# START OF Data listing
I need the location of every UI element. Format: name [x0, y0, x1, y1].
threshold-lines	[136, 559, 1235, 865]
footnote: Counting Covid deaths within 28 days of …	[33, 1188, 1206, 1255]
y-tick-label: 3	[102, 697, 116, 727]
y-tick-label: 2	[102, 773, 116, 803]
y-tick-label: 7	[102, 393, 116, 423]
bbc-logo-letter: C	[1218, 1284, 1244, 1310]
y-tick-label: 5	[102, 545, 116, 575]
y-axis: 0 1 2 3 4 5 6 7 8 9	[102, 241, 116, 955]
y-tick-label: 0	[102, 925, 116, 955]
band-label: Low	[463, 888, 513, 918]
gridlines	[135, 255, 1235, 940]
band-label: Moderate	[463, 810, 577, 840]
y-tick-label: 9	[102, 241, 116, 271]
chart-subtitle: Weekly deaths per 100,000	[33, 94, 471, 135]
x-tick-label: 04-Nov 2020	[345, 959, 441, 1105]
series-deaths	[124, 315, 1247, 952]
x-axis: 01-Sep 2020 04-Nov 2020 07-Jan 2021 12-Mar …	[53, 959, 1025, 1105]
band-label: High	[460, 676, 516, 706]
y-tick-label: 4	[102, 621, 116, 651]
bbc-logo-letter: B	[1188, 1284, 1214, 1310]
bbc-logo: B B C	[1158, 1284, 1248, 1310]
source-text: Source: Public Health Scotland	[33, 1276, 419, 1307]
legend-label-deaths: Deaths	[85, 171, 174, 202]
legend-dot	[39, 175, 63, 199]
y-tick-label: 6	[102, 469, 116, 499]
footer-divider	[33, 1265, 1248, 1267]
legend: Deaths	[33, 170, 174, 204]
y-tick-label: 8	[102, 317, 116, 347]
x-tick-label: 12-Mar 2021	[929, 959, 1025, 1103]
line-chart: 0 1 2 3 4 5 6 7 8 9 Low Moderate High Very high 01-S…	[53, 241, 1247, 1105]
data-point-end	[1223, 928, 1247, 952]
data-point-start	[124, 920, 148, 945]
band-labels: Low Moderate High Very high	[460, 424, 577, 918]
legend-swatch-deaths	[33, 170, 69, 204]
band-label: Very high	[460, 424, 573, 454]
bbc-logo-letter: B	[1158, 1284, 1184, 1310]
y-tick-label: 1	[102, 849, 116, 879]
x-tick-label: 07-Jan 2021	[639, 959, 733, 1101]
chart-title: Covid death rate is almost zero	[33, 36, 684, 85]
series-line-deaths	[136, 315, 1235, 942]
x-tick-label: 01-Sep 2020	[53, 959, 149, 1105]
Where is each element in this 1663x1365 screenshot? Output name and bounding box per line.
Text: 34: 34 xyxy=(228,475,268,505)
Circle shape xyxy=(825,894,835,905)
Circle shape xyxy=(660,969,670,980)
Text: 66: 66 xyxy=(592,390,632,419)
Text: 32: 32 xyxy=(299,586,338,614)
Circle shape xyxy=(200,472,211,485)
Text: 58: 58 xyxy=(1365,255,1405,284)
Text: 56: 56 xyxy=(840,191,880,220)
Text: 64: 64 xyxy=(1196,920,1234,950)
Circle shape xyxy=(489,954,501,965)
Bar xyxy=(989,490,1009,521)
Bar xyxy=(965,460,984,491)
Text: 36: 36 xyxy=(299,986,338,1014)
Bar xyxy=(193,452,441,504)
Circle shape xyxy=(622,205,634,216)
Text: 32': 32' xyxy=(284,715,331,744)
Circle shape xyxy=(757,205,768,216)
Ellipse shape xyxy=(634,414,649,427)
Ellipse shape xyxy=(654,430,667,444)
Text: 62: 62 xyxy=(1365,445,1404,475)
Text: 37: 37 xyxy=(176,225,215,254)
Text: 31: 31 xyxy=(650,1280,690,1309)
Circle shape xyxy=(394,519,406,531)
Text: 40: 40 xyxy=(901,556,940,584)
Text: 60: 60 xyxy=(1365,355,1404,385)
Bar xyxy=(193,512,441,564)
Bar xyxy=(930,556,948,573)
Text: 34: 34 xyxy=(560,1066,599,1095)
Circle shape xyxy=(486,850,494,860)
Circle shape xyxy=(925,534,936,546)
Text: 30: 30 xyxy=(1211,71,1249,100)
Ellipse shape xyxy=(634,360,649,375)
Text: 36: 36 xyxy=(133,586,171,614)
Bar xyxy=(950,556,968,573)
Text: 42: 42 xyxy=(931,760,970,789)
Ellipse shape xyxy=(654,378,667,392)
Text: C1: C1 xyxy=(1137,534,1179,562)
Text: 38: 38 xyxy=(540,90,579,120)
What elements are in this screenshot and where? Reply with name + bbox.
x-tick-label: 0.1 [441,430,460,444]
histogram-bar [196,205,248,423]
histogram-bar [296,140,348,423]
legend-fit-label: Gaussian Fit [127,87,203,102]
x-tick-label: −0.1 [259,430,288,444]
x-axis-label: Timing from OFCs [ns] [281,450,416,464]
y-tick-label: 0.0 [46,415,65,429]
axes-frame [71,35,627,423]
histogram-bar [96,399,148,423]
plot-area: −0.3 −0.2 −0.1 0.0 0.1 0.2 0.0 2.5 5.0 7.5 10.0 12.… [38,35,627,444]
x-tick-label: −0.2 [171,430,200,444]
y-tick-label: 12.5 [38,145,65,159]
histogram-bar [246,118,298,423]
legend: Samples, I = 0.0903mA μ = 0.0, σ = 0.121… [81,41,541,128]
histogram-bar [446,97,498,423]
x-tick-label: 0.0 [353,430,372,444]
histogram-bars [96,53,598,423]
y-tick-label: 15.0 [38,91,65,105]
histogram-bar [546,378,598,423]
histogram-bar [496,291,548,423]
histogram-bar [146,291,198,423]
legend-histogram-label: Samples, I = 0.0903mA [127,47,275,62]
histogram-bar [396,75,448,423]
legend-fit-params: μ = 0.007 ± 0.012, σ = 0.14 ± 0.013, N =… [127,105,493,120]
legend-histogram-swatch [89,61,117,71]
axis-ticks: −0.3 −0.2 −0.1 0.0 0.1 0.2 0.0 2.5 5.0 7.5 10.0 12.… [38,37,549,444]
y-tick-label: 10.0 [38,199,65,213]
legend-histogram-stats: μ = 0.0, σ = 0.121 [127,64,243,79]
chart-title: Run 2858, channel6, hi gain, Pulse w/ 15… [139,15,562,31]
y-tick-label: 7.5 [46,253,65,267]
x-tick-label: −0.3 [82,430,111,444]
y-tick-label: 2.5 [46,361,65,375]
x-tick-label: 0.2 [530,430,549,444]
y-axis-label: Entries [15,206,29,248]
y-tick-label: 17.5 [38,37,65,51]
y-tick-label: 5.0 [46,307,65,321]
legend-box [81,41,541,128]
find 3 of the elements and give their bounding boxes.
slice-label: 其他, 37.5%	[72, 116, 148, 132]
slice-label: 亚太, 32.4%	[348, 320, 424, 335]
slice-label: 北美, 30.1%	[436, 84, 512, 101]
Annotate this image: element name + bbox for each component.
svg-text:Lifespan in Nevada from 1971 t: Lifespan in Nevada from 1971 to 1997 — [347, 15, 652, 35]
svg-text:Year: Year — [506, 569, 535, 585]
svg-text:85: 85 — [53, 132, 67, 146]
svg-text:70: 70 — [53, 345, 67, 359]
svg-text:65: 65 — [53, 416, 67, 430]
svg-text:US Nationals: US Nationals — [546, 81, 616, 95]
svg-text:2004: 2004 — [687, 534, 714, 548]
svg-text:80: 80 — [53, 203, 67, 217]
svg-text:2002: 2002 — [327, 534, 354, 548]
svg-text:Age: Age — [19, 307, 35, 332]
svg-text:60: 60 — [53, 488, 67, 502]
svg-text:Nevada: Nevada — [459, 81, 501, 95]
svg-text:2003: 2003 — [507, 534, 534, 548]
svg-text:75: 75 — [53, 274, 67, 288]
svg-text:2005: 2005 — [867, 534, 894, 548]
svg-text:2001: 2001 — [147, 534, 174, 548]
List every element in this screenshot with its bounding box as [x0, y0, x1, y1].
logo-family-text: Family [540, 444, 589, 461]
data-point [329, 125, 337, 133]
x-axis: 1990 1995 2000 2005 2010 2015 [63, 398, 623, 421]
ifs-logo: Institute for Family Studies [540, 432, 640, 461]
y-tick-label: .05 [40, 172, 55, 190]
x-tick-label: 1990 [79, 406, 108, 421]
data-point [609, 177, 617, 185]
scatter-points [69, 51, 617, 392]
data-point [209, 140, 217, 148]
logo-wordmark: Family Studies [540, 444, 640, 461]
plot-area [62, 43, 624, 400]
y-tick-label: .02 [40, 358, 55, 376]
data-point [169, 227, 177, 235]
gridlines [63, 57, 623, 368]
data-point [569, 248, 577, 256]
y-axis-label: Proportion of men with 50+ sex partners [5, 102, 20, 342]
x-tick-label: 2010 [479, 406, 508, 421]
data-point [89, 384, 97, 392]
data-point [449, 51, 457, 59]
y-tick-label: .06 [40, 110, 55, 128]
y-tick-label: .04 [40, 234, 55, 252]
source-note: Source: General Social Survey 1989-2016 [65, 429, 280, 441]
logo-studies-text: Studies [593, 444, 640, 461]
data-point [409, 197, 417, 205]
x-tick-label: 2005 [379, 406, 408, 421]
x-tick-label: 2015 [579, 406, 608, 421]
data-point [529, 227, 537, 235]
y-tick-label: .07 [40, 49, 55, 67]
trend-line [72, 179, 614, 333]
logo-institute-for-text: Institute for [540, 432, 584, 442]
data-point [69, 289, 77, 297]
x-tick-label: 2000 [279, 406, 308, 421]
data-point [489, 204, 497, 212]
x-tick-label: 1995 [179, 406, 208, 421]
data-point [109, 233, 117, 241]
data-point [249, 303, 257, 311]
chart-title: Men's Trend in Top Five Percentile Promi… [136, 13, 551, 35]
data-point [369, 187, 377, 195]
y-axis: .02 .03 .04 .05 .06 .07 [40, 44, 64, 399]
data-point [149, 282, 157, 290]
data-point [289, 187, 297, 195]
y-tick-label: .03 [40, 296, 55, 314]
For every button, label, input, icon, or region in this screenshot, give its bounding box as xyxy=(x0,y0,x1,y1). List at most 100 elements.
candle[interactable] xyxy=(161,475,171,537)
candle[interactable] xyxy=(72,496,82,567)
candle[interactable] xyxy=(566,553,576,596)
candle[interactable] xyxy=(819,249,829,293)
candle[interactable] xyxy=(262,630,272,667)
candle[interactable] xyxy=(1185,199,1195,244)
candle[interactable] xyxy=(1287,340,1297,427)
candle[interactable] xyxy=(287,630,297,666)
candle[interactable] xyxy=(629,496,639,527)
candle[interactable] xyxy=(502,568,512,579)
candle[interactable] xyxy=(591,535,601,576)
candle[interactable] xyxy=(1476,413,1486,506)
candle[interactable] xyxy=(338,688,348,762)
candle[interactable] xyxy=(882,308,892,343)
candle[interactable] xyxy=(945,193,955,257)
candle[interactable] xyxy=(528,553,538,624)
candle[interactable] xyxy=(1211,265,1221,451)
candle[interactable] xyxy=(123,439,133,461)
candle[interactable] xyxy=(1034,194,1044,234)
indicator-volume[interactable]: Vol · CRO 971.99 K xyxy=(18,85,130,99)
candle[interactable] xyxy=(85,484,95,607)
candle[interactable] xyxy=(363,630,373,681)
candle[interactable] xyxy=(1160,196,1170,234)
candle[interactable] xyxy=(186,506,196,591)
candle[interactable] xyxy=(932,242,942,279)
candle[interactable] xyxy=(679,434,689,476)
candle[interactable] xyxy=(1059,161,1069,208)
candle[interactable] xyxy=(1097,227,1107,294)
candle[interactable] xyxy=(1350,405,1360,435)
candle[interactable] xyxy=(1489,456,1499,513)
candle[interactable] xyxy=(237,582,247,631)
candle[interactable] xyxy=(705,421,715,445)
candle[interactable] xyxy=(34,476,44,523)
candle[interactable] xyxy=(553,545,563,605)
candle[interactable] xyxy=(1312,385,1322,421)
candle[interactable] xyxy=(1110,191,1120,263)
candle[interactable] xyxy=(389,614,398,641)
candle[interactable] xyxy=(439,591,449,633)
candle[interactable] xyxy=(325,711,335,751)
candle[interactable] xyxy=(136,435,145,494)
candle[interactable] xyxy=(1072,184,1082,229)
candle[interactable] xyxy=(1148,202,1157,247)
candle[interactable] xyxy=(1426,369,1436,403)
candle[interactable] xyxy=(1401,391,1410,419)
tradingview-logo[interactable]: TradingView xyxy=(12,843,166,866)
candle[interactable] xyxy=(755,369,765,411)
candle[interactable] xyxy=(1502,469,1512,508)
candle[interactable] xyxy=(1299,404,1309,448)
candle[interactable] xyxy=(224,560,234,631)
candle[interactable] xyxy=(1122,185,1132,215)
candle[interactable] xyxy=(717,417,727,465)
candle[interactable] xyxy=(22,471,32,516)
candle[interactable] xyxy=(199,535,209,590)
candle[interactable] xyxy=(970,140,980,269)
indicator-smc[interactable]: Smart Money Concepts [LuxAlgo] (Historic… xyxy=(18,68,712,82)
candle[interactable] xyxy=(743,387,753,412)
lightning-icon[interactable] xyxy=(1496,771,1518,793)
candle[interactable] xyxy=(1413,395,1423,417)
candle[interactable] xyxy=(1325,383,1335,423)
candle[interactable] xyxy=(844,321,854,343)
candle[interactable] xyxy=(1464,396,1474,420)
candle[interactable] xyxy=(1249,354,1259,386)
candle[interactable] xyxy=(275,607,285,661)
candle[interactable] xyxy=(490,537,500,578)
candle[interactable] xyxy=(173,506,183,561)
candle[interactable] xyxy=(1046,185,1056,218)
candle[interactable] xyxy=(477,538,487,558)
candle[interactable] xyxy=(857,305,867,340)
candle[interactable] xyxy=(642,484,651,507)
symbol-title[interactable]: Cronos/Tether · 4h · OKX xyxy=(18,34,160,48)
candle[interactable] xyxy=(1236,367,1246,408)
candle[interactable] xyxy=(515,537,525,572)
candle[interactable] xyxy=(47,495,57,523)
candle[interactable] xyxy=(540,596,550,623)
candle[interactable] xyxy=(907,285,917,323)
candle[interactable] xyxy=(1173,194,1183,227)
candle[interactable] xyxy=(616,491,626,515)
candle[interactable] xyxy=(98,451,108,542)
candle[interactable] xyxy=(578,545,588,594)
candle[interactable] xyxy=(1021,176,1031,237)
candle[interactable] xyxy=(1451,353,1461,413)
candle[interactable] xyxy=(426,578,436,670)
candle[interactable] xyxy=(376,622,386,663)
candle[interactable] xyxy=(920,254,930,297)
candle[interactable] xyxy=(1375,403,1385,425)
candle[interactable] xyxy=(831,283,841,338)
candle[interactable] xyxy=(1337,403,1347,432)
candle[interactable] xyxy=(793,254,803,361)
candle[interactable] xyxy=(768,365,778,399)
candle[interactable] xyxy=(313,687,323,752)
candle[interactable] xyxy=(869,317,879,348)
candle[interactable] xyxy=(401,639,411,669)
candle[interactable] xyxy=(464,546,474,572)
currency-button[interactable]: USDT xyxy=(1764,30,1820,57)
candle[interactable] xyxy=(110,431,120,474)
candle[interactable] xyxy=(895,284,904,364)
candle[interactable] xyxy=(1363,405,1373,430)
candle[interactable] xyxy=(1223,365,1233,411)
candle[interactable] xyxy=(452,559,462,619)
# END OF Data listing
Written request:
Copy the records verbatim, starting with the first line and continuing through the line that contains "Text: 58: 58 xyxy=(1365,255,1405,284)", with that line included.

Exercise answer:
I need the location of every UI element. Format: name [x0, y0, x1, y1].
threshold-lines	[136, 559, 1235, 865]
footnote: Counting Covid deaths within 28 days of …	[33, 1188, 1206, 1255]
y-tick-label: 3	[102, 697, 116, 727]
y-tick-label: 2	[102, 773, 116, 803]
y-tick-label: 7	[102, 393, 116, 423]
bbc-logo-letter: C	[1218, 1284, 1244, 1310]
y-tick-label: 5	[102, 545, 116, 575]
y-axis: 0 1 2 3 4 5 6 7 8 9	[102, 241, 116, 955]
y-tick-label: 0	[102, 925, 116, 955]
band-label: Low	[463, 888, 513, 918]
gridlines	[135, 255, 1235, 940]
band-label: Moderate	[463, 810, 577, 840]
y-tick-label: 9	[102, 241, 116, 271]
chart-subtitle: Weekly deaths per 100,000	[33, 94, 471, 135]
x-tick-label: 04-Nov 2020	[345, 959, 441, 1105]
series-deaths	[124, 315, 1247, 952]
x-axis: 01-Sep 2020 04-Nov 2020 07-Jan 2021 12-Mar …	[53, 959, 1025, 1105]
band-label: High	[460, 676, 516, 706]
y-tick-label: 4	[102, 621, 116, 651]
bbc-logo-letter: B	[1188, 1284, 1214, 1310]
bbc-logo: B B C	[1158, 1284, 1248, 1310]
source-text: Source: Public Health Scotland	[33, 1276, 419, 1307]
legend-label-deaths: Deaths	[85, 171, 174, 202]
legend-dot	[39, 175, 63, 199]
y-tick-label: 6	[102, 469, 116, 499]
footer-divider	[33, 1265, 1248, 1267]
legend: Deaths	[33, 170, 174, 204]
y-tick-label: 8	[102, 317, 116, 347]
x-tick-label: 12-Mar 2021	[929, 959, 1025, 1103]
line-chart: 0 1 2 3 4 5 6 7 8 9 Low Moderate High Very high 01-S…	[53, 241, 1247, 1105]
data-point-end	[1223, 928, 1247, 952]
data-point-start	[124, 920, 148, 945]
band-labels: Low Moderate High Very high	[460, 424, 577, 918]
legend-swatch-deaths	[33, 170, 69, 204]
band-label: Very high	[460, 424, 573, 454]
bbc-logo-letter: B	[1158, 1284, 1184, 1310]
y-tick-label: 1	[102, 849, 116, 879]
x-tick-label: 07-Jan 2021	[639, 959, 733, 1101]
chart-title: Covid death rate is almost zero	[33, 36, 684, 85]
series-line-deaths	[136, 315, 1235, 942]
x-tick-label: 01-Sep 2020	[53, 959, 149, 1105]
Where is each element in this 1663x1365 screenshot? Output name and bounding box per line.
Text: 34: 34 xyxy=(228,475,268,505)
Circle shape xyxy=(825,894,835,905)
Circle shape xyxy=(660,969,670,980)
Text: 66: 66 xyxy=(592,390,632,419)
Text: 32: 32 xyxy=(299,586,338,614)
Circle shape xyxy=(200,472,211,485)
Text: 58: 58 xyxy=(1365,255,1405,284)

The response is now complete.